Given instruction: Below is a block of data; give all of it again word for word.

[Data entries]
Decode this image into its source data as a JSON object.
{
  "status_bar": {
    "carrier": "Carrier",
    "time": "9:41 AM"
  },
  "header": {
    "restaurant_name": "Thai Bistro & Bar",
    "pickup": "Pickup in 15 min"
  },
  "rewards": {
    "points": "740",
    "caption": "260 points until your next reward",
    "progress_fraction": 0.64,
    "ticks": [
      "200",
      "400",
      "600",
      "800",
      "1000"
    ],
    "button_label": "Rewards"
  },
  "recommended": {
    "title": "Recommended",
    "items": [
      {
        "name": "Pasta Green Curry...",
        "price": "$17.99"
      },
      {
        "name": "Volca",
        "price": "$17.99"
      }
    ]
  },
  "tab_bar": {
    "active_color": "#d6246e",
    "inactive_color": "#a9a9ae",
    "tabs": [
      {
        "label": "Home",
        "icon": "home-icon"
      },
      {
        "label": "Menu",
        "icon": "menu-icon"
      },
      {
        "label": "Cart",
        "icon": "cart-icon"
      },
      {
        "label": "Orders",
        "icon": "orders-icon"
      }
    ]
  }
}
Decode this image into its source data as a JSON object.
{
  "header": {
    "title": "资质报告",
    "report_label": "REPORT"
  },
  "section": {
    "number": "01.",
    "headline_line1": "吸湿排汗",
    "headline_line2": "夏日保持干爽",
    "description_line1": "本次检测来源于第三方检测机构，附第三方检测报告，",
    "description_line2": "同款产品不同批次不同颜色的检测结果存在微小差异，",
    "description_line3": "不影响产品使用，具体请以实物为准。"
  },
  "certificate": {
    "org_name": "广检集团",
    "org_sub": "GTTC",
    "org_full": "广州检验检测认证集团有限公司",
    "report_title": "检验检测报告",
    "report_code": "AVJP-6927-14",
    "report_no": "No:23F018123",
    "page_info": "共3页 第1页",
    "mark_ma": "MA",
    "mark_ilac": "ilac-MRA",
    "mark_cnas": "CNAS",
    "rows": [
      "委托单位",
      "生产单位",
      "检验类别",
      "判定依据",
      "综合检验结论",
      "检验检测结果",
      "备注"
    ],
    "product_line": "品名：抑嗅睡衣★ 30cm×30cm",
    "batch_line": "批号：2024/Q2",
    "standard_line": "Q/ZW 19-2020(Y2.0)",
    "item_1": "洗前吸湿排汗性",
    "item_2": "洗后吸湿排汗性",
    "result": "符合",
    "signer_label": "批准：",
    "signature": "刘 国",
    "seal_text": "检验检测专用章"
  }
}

Answer to the exercise:
Decode this image into its source data as a JSON object.
{
  "status_bar": {
    "carrier": "Carrier",
    "time": "9:41 AM"
  },
  "header": {
    "restaurant_name": "Thai Bistro & Bar",
    "pickup": "Pickup in 15 min"
  },
  "rewards": {
    "points": "740",
    "caption": "260 points until your next reward",
    "progress_fraction": 0.64,
    "ticks": [
      "200",
      "400",
      "600",
      "800",
      "1000"
    ],
    "button_label": "Rewards"
  },
  "recommended": {
    "title": "Recommended",
    "items": [
      {
        "name": "Pasta Green Curry...",
        "price": "$17.99"
      },
      {
        "name": "Volca",
        "price": "$17.99"
      }
    ]
  },
  "tab_bar": {
    "active_color": "#d6246e",
    "inactive_color": "#a9a9ae",
    "tabs": [
      {
        "label": "Home",
        "icon": "home-icon"
      },
      {
        "label": "Menu",
        "icon": "menu-icon"
      },
      {
        "label": "Cart",
        "icon": "cart-icon"
      },
      {
        "label": "Orders",
        "icon": "orders-icon"
      }
    ]
  }
}
Decode this image into its source data as a JSON object.
{
  "header": {
    "title": "资质报告",
    "report_label": "REPORT"
  },
  "section": {
    "number": "01.",
    "headline_line1": "吸湿排汗",
    "headline_line2": "夏日保持干爽",
    "description_line1": "本次检测来源于第三方检测机构，附第三方检测报告，",
    "description_line2": "同款产品不同批次不同颜色的检测结果存在微小差异，",
    "description_line3": "不影响产品使用，具体请以实物为准。"
  },
  "certificate": {
    "org_name": "广检集团",
    "org_sub": "GTTC",
    "org_full": "广州检验检测认证集团有限公司",
    "report_title": "检验检测报告",
    "report_code": "AVJP-6927-14",
    "report_no": "No:23F018123",
    "page_info": "共3页 第1页",
    "mark_ma": "MA",
    "mark_ilac": "ilac-MRA",
    "mark_cnas": "CNAS",
    "rows": [
      "委托单位",
      "生产单位",
      "检验类别",
      "判定依据",
      "综合检验结论",
      "检验检测结果",
      "备注"
    ],
    "product_line": "品名：抑嗅睡衣★ 30cm×30cm",
    "batch_line": "批号：2024/Q2",
    "standard_line": "Q/ZW 19-2020(Y2.0)",
    "item_1": "洗前吸湿排汗性",
    "item_2": "洗后吸湿排汗性",
    "result": "符合",
    "signer_label": "批准：",
    "signature": "刘 国",
    "seal_text": "检验检测专用章"
  }
}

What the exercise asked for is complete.